• Do this:
Using the data beneath, show every line that includes the word "сетевые".

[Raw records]
● ● ● ●
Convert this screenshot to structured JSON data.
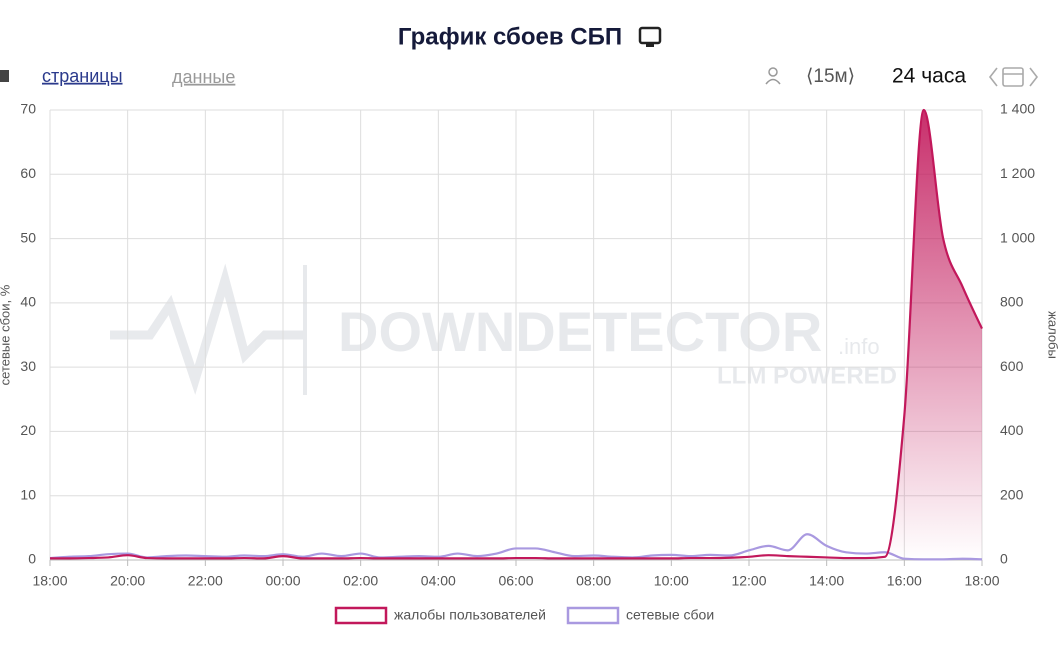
{
  "chart_data": {
    "type": "line",
    "title": "График сбоев СБП",
    "y_label": "сетевые сбои, %",
    "y2_label": "жалобы",
    "x": [
      "18:00",
      "18:30",
      "19:00",
      "19:30",
      "20:00",
      "20:30",
      "21:00",
      "21:30",
      "22:00",
      "22:30",
      "23:00",
      "23:30",
      "00:00",
      "00:30",
      "01:00",
      "01:30",
      "02:00",
      "02:30",
      "03:00",
      "03:30",
      "04:00",
      "04:30",
      "05:00",
      "05:30",
      "06:00",
      "06:30",
      "07:00",
      "07:30",
      "08:00",
      "08:30",
      "09:00",
      "09:30",
      "10:00",
      "10:30",
      "11:00",
      "11:30",
      "12:00",
      "12:30",
      "13:00",
      "13:30",
      "14:00",
      "14:30",
      "15:00",
      "15:30",
      "16:00",
      "16:30",
      "17:00",
      "17:30",
      "18:00"
    ],
    "series": [
      {
        "name": "жалобы пользователей",
        "color": "#c2185b",
        "axis": "y2",
        "fill": true,
        "values": [
          5,
          5,
          6,
          8,
          15,
          6,
          5,
          5,
          5,
          5,
          6,
          5,
          12,
          5,
          5,
          5,
          6,
          5,
          5,
          5,
          5,
          5,
          5,
          5,
          6,
          6,
          5,
          5,
          5,
          5,
          5,
          5,
          5,
          6,
          6,
          7,
          10,
          15,
          12,
          10,
          8,
          6,
          6,
          10,
          450,
          1400,
          1000,
          850,
          720
        ]
      },
      {
        "name": "сетевые сбои",
        "color": "#a999e0",
        "values": [
          0.3,
          0.5,
          0.6,
          0.9,
          1.0,
          0.4,
          0.6,
          0.7,
          0.6,
          0.5,
          0.7,
          0.6,
          0.9,
          0.5,
          1.0,
          0.6,
          1.0,
          0.4,
          0.5,
          0.6,
          0.5,
          1.0,
          0.6,
          1.0,
          1.8,
          1.8,
          1.2,
          0.6,
          0.7,
          0.5,
          0.4,
          0.7,
          0.8,
          0.6,
          0.8,
          0.7,
          1.5,
          2.2,
          1.5,
          4.0,
          2.2,
          1.2,
          1.0,
          1.2,
          0.2,
          0.1,
          0.1,
          0.2,
          0.1
        ]
      }
    ],
    "ylim": [
      0,
      70
    ],
    "yticks": [
      0,
      10,
      20,
      30,
      40,
      50,
      60,
      70
    ],
    "y2lim": [
      0,
      1400
    ],
    "y2ticks": [
      0,
      200,
      400,
      600,
      800,
      {
        "value": 1000,
        "label": "1 000"
      },
      {
        "value": 1200,
        "label": "1 200"
      },
      {
        "value": 1400,
        "label": "1 400"
      }
    ],
    "grid": true,
    "legend": "bottom"
  },
  "toolbar": {
    "tabs": [
      "страницы",
      "данные"
    ],
    "interval": "⟨15м⟩",
    "range": "24 часа"
  },
  "watermark": {
    "brand": "DOWNDETECTOR",
    "suffix": ".info",
    "tagline": "LLM POWERED"
  }
}
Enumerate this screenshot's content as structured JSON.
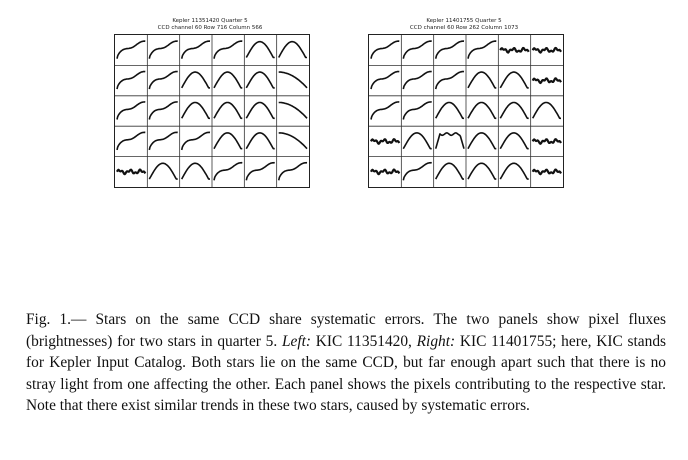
{
  "figure": {
    "left_panel": {
      "title_line1": "Kepler 11351420 Quarter 5",
      "title_line2": "CCD channel 60 Row 716 Column 566",
      "rows": 5,
      "cols": 6,
      "cell_shapes": [
        [
          "rise",
          "rise",
          "rise",
          "rise",
          "hump",
          "hump"
        ],
        [
          "rise",
          "rise",
          "hump",
          "hump",
          "hump",
          "fall"
        ],
        [
          "rise",
          "rise",
          "hump",
          "hump",
          "hump",
          "fall"
        ],
        [
          "rise",
          "rise",
          "rise",
          "hump",
          "hump",
          "fall"
        ],
        [
          "flat",
          "hump",
          "hump",
          "rise",
          "rise",
          "rise"
        ]
      ]
    },
    "right_panel": {
      "title_line1": "Kepler 11401755 Quarter 5",
      "title_line2": "CCD channel 60 Row 262 Column 1073",
      "rows": 5,
      "cols": 6,
      "cell_shapes": [
        [
          "rise",
          "rise",
          "rise",
          "rise",
          "flat",
          "flat"
        ],
        [
          "rise",
          "rise",
          "rise",
          "hump",
          "hump",
          "flat"
        ],
        [
          "rise",
          "rise",
          "hump",
          "hump",
          "hump",
          "hump"
        ],
        [
          "flat",
          "hump",
          "plateau",
          "hump",
          "hump",
          "flat"
        ],
        [
          "flat",
          "rise",
          "hump",
          "hump",
          "hump",
          "flat"
        ]
      ]
    }
  },
  "caption": {
    "prefix": "Fig. 1.— Stars on the same CCD share systematic errors. The two panels show pixel fluxes (brightnesses) for two stars in quarter 5. ",
    "left_label": "Left:",
    "left_text": " KIC 11351420, ",
    "right_label": "Right:",
    "right_text": " KIC 11401755; here, KIC stands for Kepler Input Catalog. Both stars lie on the same CCD, but far enough apart such that there is no stray light from one affecting the other. Each panel shows the pixels contributing to the respective star. Note that there exist similar trends in these two stars, caused by systematic errors."
  }
}
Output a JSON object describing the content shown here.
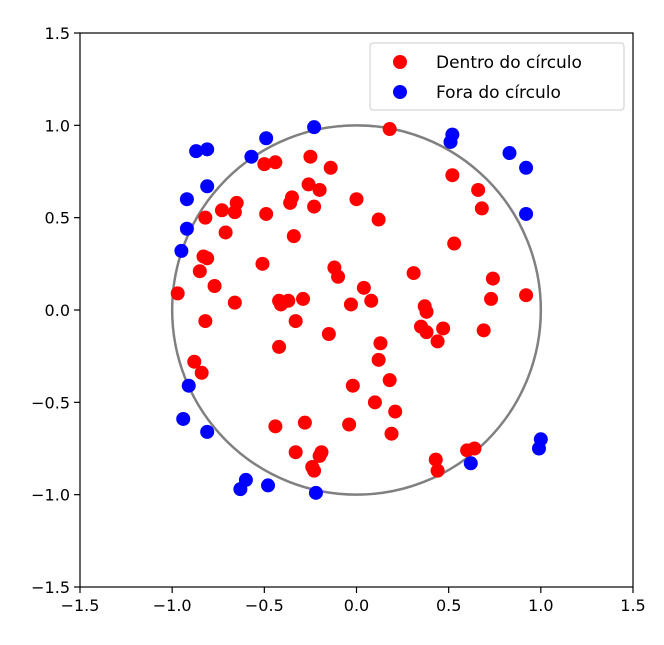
● ● ● ●
• Solution for this exercise:
    "y_label": "сетевые сбои, %",
        "name": "сетевые сбои",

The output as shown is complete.